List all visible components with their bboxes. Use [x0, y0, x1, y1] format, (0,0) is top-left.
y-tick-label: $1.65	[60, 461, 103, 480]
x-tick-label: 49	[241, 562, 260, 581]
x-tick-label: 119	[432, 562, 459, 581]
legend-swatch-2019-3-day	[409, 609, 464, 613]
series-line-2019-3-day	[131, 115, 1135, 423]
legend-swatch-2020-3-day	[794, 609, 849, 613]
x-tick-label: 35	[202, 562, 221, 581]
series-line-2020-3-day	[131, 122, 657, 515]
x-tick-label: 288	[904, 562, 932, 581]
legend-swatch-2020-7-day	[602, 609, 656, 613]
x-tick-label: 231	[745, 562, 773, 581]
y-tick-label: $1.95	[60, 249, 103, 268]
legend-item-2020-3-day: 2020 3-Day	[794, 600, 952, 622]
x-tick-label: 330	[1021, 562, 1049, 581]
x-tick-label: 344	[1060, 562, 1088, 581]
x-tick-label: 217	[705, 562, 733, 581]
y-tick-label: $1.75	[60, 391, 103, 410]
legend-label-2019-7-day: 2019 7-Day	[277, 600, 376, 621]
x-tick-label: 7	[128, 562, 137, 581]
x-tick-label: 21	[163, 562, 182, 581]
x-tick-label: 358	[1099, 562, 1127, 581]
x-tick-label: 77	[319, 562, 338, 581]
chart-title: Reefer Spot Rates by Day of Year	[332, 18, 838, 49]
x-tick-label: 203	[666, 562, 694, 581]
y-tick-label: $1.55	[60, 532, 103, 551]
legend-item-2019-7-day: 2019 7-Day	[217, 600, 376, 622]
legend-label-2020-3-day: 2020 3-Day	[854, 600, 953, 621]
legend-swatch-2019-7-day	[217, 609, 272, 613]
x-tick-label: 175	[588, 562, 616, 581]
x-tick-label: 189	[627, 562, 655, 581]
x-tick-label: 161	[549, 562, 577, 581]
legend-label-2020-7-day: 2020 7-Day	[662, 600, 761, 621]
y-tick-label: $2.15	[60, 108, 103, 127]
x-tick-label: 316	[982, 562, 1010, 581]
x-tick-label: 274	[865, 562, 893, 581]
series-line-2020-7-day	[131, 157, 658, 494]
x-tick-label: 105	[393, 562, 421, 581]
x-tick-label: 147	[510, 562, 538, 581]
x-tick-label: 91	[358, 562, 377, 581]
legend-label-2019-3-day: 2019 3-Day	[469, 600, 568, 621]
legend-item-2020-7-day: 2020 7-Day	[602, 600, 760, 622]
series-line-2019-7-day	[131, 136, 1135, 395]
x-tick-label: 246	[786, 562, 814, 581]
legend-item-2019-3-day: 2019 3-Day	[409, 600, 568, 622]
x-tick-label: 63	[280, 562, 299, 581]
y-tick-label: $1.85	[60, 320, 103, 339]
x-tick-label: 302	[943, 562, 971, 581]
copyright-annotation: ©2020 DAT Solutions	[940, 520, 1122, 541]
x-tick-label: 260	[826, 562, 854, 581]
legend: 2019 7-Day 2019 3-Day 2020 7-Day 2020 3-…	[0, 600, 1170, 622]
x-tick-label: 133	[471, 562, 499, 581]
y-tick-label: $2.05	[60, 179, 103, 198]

● **Job**:
Reproduce the entries above verbatim, starting at their first line and ending at the line that contains "562, 1049, 581]", with both of those lines included.

● **Written response**:
List all visible components with their bboxes. Use [x0, y0, x1, y1] format, (0,0) is top-left.
y-tick-label: $1.65	[60, 461, 103, 480]
x-tick-label: 49	[241, 562, 260, 581]
x-tick-label: 119	[432, 562, 459, 581]
legend-swatch-2019-3-day	[409, 609, 464, 613]
series-line-2019-3-day	[131, 115, 1135, 423]
legend-swatch-2020-3-day	[794, 609, 849, 613]
x-tick-label: 35	[202, 562, 221, 581]
series-line-2020-3-day	[131, 122, 657, 515]
x-tick-label: 288	[904, 562, 932, 581]
legend-swatch-2020-7-day	[602, 609, 656, 613]
x-tick-label: 231	[745, 562, 773, 581]
y-tick-label: $1.95	[60, 249, 103, 268]
legend-item-2020-3-day: 2020 3-Day	[794, 600, 952, 622]
x-tick-label: 330	[1021, 562, 1049, 581]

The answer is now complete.